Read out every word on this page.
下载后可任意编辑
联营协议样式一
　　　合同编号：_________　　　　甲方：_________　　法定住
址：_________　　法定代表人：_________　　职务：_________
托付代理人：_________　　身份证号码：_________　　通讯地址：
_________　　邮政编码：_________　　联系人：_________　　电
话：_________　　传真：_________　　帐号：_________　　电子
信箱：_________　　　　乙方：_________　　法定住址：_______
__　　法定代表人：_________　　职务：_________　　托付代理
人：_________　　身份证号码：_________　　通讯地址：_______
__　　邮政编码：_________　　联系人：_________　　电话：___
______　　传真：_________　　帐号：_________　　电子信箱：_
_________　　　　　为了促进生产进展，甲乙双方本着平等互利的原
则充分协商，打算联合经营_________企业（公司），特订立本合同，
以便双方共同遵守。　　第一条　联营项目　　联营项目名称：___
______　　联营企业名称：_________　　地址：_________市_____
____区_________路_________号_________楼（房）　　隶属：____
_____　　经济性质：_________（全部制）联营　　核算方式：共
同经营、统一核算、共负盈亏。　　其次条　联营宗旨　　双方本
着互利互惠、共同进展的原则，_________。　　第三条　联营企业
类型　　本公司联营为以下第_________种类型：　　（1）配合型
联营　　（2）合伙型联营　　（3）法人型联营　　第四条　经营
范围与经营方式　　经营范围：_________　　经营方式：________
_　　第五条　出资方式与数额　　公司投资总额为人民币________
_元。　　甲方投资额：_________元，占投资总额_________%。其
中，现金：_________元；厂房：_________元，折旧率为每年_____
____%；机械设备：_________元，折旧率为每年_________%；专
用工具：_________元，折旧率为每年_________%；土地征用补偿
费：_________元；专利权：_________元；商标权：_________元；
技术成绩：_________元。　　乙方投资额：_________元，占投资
────────────────
_Requirement:_ Print the material verbatim, all of it.

_Full response:_
Read out every word on this page.
下载后可任意编辑
联营协议样式一
　　　合同编号：_________　　　　甲方：_________　　法定住
址：_________　　法定代表人：_________　　职务：_________
托付代理人：_________　　身份证号码：_________　　通讯地址：
_________　　邮政编码：_________　　联系人：_________　　电
话：_________　　传真：_________　　帐号：_________　　电子
信箱：_________　　　　乙方：_________　　法定住址：_______
__　　法定代表人：_________　　职务：_________　　托付代理
人：_________　　身份证号码：_________　　通讯地址：_______
__　　邮政编码：_________　　联系人：_________　　电话：___
______　　传真：_________　　帐号：_________　　电子信箱：_
_________　　　　　为了促进生产进展，甲乙双方本着平等互利的原
则充分协商，打算联合经营_________企业（公司），特订立本合同，
以便双方共同遵守。　　第一条　联营项目　　联营项目名称：___
______　　联营企业名称：_________　　地址：_________市_____
____区_________路_________号_________楼（房）　　隶属：____
_____　　经济性质：_________（全部制）联营　　核算方式：共
同经营、统一核算、共负盈亏。　　其次条　联营宗旨　　双方本
着互利互惠、共同进展的原则，_________。　　第三条　联营企业
类型　　本公司联营为以下第_________种类型：　　（1）配合型
联营　　（2）合伙型联营　　（3）法人型联营　　第四条　经营
范围与经营方式　　经营范围：_________　　经营方式：________
_　　第五条　出资方式与数额　　公司投资总额为人民币________
_元。　　甲方投资额：_________元，占投资总额_________%。其
中，现金：_________元；厂房：_________元，折旧率为每年_____
____%；机械设备：_________元，折旧率为每年_________%；专
用工具：_________元，折旧率为每年_________%；土地征用补偿
费：_________元；专利权：_________元；商标权：_________元；
技术成绩：_________元。　　乙方投资额：_________元，占投资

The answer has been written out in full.